• [Data excerpts]
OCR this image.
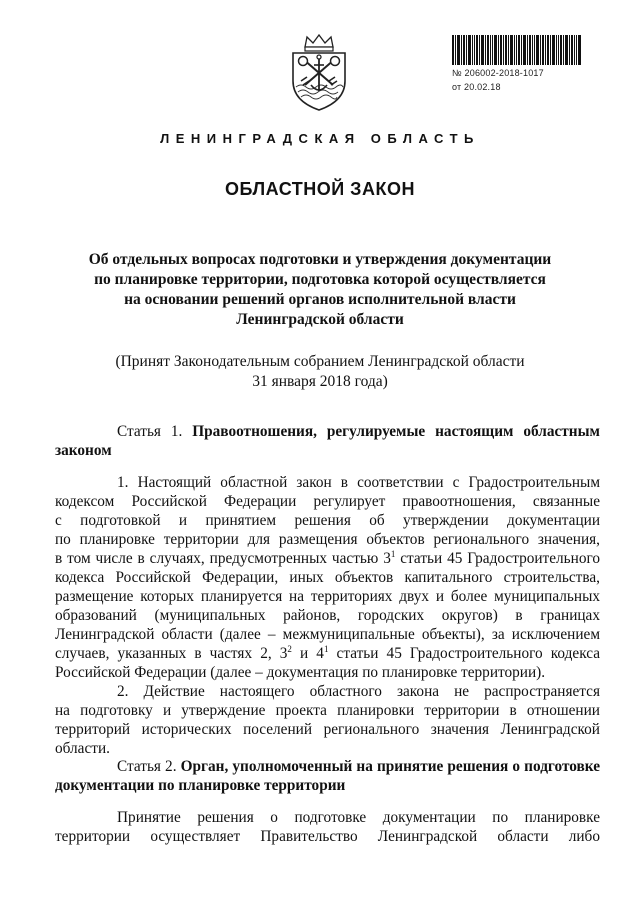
№ 206002-2018-1017
от 20.02.18
ЛЕНИНГРАДСКАЯ ОБЛАСТЬ
ОБЛАСТНОЙ ЗАКОН
Об отдельных вопросах подготовки и утверждения документации
по планировке территории, подготовка которой осуществляется
на основании решений органов исполнительной власти
Ленинградской области
(Принят Законодательным собранием Ленинградской области
31 января 2018 года)
Статья 1. Правоотношения, регулируемые настоящим областным
законом
1. Настоящий областной закон в соответствии с Градостроительным
кодексом Российской Федерации регулирует правоотношения, связанные
с подготовкой и принятием решения об утверждении документации
по планировке территории для размещения объектов регионального значения,
в том числе в случаях, предусмотренных частью $3^1$ статьи 45 Градостроительного
кодекса Российской Федерации, иных объектов капитального строительства,
размещение которых планируется на территориях двух и более муниципальных
образований (муниципальных районов, городских округов) в границах
Ленинградской области (далее – межмуниципальные объекты), за исключением
случаев, указанных в частях 2, $3^2$ и $4^1$ статьи 45 Градостроительного кодекса
Российской Федерации (далее – документация по планировке территории).
2. Действие настоящего областного закона не распространяется
на подготовку и утверждение проекта планировки территории в отношении
территорий исторических поселений регионального значения Ленинградской
области.
Статья 2. Орган, уполномоченный на принятие решения о подготовке
документации по планировке территории
Принятие решения о подготовке документации по планировке
территории осуществляет Правительство Ленинградской области либо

• [What is expected] Find the word "регионального" in the records and pull out each line that has it.

• [Complete response]
по планировке территории для размещения объектов регионального значения,
территорий исторических поселений регионального значения Ленинградской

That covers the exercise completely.